◆ Stated exercise ◆
Reproduce the whole listing, character for character.

◆ Record extracts ◆
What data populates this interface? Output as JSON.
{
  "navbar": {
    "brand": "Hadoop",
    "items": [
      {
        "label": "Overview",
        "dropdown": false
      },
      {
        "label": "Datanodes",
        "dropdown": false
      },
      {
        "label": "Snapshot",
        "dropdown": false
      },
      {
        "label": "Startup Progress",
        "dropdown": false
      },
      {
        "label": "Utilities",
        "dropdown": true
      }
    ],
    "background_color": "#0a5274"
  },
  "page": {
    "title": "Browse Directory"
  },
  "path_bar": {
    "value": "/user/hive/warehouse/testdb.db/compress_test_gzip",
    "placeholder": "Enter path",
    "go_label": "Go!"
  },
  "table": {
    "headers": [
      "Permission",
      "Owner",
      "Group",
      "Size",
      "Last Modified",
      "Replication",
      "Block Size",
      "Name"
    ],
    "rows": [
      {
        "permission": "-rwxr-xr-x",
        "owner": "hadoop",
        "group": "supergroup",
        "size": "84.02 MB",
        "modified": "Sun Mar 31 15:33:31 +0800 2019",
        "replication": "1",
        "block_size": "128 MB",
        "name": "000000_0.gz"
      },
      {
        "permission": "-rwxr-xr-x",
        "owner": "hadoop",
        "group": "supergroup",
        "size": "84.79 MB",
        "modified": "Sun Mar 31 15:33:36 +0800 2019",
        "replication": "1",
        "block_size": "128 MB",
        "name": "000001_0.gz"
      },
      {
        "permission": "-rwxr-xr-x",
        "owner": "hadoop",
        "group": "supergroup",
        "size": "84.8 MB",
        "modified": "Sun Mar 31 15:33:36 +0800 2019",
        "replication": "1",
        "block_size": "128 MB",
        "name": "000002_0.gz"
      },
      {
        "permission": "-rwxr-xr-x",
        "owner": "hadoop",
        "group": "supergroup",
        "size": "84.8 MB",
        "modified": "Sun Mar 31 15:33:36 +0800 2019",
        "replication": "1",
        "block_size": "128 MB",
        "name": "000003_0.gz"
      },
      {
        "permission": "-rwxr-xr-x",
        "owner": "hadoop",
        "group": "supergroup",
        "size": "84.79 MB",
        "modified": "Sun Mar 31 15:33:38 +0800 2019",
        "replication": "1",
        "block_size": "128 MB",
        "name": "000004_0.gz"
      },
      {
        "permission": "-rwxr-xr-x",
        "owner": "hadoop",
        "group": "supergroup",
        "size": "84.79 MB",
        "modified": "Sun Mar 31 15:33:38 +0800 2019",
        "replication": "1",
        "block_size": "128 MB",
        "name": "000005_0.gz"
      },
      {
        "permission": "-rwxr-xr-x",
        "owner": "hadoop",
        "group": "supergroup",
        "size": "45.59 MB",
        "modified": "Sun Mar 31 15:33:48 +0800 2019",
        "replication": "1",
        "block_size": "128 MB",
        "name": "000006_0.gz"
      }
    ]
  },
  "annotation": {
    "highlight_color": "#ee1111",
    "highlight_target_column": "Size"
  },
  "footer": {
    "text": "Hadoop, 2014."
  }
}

◆ Response to the exercise ◆
What data populates this interface? Output as JSON.
{
  "navbar": {
    "brand": "Hadoop",
    "items": [
      {
        "label": "Overview",
        "dropdown": false
      },
      {
        "label": "Datanodes",
        "dropdown": false
      },
      {
        "label": "Snapshot",
        "dropdown": false
      },
      {
        "label": "Startup Progress",
        "dropdown": false
      },
      {
        "label": "Utilities",
        "dropdown": true
      }
    ],
    "background_color": "#0a5274"
  },
  "page": {
    "title": "Browse Directory"
  },
  "path_bar": {
    "value": "/user/hive/warehouse/testdb.db/compress_test_gzip",
    "placeholder": "Enter path",
    "go_label": "Go!"
  },
  "table": {
    "headers": [
      "Permission",
      "Owner",
      "Group",
      "Size",
      "Last Modified",
      "Replication",
      "Block Size",
      "Name"
    ],
    "rows": [
      {
        "permission": "-rwxr-xr-x",
        "owner": "hadoop",
        "group": "supergroup",
        "size": "84.02 MB",
        "modified": "Sun Mar 31 15:33:31 +0800 2019",
        "replication": "1",
        "block_size": "128 MB",
        "name": "000000_0.gz"
      },
      {
        "permission": "-rwxr-xr-x",
        "owner": "hadoop",
        "group": "supergroup",
        "size": "84.79 MB",
        "modified": "Sun Mar 31 15:33:36 +0800 2019",
        "replication": "1",
        "block_size": "128 MB",
        "name": "000001_0.gz"
      },
      {
        "permission": "-rwxr-xr-x",
        "owner": "hadoop",
        "group": "supergroup",
        "size": "84.8 MB",
        "modified": "Sun Mar 31 15:33:36 +0800 2019",
        "replication": "1",
        "block_size": "128 MB",
        "name": "000002_0.gz"
      },
      {
        "permission": "-rwxr-xr-x",
        "owner": "hadoop",
        "group": "supergroup",
        "size": "84.8 MB",
        "modified": "Sun Mar 31 15:33:36 +0800 2019",
        "replication": "1",
        "block_size": "128 MB",
        "name": "000003_0.gz"
      },
      {
        "permission": "-rwxr-xr-x",
        "owner": "hadoop",
        "group": "supergroup",
        "size": "84.79 MB",
        "modified": "Sun Mar 31 15:33:38 +0800 2019",
        "replication": "1",
        "block_size": "128 MB",
        "name": "000004_0.gz"
      },
      {
        "permission": "-rwxr-xr-x",
        "owner": "hadoop",
        "group": "supergroup",
        "size": "84.79 MB",
        "modified": "Sun Mar 31 15:33:38 +0800 2019",
        "replication": "1",
        "block_size": "128 MB",
        "name": "000005_0.gz"
      },
      {
        "permission": "-rwxr-xr-x",
        "owner": "hadoop",
        "group": "supergroup",
        "size": "45.59 MB",
        "modified": "Sun Mar 31 15:33:48 +0800 2019",
        "replication": "1",
        "block_size": "128 MB",
        "name": "000006_0.gz"
      }
    ]
  },
  "annotation": {
    "highlight_color": "#ee1111",
    "highlight_target_column": "Size"
  },
  "footer": {
    "text": "Hadoop, 2014."
  }
}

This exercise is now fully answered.